• _Exercise objective_
Search the material for the word "TetherUS" and copy each line that holds it.

• _Dataset excerpts_
════

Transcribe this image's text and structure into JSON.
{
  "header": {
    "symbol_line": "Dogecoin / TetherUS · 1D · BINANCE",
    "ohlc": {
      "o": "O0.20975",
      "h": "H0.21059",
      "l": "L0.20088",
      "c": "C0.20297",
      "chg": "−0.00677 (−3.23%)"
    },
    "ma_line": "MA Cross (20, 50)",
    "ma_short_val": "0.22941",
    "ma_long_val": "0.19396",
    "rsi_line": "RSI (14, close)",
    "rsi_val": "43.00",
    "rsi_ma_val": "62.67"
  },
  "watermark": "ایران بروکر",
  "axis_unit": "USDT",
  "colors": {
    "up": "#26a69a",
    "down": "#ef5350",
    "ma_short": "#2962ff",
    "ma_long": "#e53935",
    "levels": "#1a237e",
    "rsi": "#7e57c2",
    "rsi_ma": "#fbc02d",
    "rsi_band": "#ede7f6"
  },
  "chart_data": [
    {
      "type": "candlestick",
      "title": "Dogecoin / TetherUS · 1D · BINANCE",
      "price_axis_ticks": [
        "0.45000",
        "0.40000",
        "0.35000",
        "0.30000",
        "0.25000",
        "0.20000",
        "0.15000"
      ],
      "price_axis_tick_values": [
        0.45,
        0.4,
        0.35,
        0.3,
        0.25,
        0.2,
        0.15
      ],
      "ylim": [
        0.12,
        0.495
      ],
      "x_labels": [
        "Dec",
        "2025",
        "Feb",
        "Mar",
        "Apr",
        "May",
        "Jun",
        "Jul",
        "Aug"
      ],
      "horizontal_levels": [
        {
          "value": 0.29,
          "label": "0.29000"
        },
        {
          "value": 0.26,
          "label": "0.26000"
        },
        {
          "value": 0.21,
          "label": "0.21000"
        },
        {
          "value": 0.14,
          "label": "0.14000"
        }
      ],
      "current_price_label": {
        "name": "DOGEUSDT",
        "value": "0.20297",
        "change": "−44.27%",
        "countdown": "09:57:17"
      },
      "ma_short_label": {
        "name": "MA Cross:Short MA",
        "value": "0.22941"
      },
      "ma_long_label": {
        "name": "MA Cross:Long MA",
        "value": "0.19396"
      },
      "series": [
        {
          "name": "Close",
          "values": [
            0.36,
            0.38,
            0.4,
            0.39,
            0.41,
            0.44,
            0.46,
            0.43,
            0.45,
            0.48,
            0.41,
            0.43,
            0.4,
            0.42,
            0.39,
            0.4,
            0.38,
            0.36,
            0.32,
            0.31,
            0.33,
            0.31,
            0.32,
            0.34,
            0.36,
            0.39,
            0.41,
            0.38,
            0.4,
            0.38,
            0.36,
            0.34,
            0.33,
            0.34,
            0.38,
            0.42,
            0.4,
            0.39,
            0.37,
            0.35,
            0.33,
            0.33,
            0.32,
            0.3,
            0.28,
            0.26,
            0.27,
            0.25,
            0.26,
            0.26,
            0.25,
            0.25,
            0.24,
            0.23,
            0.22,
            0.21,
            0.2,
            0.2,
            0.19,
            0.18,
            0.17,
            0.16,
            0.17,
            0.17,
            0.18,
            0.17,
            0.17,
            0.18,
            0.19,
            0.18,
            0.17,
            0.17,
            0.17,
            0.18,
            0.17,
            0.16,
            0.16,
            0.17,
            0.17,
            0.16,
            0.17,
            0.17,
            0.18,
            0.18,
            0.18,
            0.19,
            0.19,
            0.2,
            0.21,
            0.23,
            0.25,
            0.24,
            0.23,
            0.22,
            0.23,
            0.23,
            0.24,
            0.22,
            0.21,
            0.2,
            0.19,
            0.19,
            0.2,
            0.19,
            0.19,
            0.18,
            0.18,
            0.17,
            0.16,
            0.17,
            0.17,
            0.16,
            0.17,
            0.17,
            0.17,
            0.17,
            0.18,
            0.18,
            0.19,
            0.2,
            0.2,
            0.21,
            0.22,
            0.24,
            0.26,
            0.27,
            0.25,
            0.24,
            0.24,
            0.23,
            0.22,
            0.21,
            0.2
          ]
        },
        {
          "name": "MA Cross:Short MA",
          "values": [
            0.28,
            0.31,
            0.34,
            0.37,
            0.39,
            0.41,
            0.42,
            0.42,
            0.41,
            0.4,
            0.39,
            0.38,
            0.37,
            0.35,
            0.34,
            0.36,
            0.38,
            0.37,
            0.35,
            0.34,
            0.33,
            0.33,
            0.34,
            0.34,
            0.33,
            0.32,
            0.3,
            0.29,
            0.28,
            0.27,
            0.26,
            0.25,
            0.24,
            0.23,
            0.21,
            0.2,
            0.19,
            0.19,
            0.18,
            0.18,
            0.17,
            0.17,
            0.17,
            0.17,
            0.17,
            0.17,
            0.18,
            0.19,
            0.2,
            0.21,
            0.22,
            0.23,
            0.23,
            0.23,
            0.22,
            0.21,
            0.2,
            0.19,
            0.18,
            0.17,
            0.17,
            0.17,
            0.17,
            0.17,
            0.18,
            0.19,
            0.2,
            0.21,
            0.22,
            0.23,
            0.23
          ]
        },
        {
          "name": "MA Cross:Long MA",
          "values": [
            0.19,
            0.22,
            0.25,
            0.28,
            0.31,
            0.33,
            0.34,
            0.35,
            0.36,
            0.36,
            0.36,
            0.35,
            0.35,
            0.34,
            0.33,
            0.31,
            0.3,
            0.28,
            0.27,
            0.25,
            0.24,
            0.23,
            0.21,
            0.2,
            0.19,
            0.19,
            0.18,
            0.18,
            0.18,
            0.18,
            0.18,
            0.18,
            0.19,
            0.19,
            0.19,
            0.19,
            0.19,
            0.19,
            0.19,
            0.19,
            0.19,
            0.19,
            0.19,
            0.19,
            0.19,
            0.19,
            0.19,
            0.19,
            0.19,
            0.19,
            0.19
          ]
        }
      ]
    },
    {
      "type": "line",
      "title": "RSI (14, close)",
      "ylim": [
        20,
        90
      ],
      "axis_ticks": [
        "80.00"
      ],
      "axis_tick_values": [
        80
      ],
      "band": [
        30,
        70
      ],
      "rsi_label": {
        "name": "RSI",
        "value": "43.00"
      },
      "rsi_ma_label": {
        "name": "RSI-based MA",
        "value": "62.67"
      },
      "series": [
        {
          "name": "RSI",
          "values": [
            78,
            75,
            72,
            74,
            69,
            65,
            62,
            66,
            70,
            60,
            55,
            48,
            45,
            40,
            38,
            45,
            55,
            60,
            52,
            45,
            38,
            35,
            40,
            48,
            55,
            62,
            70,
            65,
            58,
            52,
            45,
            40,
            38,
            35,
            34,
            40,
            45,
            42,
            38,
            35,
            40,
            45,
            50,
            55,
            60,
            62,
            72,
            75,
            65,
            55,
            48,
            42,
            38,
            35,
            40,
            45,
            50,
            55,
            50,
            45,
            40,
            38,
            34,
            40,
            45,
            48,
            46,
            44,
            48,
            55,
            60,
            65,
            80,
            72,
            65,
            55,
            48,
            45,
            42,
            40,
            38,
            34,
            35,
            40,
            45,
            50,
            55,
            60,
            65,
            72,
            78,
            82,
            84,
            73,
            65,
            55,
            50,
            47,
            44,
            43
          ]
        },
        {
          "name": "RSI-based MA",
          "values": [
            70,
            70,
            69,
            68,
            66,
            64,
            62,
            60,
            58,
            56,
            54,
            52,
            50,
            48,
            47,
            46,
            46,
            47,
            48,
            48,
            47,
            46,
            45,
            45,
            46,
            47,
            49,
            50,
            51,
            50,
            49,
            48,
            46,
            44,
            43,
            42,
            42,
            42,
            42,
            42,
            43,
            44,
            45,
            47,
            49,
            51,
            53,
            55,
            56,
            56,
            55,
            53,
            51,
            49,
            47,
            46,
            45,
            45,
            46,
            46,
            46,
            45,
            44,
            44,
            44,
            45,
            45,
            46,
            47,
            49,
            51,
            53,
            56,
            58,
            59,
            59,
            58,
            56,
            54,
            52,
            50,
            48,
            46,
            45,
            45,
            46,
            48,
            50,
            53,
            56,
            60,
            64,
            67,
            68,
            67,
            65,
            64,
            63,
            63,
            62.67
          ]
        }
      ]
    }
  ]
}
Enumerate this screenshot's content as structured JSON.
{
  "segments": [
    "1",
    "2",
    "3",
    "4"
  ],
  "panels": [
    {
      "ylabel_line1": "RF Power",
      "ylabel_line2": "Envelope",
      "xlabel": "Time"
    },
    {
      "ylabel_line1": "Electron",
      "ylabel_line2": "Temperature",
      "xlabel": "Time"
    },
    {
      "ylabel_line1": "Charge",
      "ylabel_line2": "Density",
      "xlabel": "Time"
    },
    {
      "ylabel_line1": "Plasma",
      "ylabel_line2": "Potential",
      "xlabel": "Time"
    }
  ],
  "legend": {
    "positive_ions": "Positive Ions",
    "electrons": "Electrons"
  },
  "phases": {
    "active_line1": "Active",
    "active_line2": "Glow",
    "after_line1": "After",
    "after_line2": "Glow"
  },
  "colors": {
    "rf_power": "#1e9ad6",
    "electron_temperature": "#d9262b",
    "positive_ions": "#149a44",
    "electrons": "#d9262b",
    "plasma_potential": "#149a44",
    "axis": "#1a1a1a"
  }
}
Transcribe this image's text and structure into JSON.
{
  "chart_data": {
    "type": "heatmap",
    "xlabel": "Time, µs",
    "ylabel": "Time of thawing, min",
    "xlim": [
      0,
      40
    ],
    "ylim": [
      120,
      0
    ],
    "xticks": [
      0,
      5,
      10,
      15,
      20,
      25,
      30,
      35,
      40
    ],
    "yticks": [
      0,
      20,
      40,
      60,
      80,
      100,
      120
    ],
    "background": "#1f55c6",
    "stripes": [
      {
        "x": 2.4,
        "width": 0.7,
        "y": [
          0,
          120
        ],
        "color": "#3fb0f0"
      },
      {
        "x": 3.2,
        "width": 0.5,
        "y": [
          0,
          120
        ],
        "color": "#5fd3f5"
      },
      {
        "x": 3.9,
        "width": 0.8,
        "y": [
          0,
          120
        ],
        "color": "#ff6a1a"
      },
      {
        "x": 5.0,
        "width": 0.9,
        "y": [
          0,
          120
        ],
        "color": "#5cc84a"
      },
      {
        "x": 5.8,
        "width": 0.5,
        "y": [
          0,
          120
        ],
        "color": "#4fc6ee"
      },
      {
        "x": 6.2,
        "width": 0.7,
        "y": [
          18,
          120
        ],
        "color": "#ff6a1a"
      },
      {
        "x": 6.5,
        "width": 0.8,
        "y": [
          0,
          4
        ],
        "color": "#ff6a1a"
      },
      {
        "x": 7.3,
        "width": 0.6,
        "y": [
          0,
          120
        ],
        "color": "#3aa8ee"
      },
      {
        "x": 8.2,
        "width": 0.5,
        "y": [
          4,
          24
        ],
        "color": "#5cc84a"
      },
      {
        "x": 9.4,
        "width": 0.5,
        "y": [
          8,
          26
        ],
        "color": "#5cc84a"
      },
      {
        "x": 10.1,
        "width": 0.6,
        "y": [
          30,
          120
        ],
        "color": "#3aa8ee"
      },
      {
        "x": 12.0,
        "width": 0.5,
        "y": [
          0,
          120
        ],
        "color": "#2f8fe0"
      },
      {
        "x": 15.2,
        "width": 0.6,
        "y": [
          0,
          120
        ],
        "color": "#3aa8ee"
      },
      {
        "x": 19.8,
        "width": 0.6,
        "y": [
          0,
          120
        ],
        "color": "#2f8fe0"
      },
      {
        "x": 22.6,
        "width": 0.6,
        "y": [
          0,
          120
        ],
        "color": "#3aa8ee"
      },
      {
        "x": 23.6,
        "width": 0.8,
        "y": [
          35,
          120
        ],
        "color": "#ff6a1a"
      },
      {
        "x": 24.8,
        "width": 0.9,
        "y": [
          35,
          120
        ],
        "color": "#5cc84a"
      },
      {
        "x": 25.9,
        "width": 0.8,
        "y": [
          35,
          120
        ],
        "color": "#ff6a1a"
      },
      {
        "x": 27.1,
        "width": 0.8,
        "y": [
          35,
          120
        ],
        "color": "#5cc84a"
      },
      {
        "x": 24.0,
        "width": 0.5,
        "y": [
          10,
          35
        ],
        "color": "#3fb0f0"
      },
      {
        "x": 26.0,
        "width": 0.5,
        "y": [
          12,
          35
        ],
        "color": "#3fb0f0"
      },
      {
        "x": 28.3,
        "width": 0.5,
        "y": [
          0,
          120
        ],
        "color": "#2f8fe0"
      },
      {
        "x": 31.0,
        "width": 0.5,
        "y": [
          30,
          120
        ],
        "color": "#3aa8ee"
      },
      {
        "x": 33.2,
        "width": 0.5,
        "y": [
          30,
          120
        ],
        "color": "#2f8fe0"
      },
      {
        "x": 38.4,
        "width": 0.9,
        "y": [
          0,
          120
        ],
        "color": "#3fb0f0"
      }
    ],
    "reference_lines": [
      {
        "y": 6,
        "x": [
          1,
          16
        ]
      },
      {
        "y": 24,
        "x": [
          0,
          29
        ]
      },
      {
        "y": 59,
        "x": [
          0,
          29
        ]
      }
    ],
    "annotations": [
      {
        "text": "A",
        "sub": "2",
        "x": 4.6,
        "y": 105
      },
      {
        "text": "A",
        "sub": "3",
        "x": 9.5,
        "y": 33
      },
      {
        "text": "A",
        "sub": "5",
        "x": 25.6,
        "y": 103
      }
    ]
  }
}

════

• _Result_
    "symbol_line": "Dogecoin / TetherUS · 1D · BINANCE",
      "title": "Dogecoin / TetherUS · 1D · BINANCE",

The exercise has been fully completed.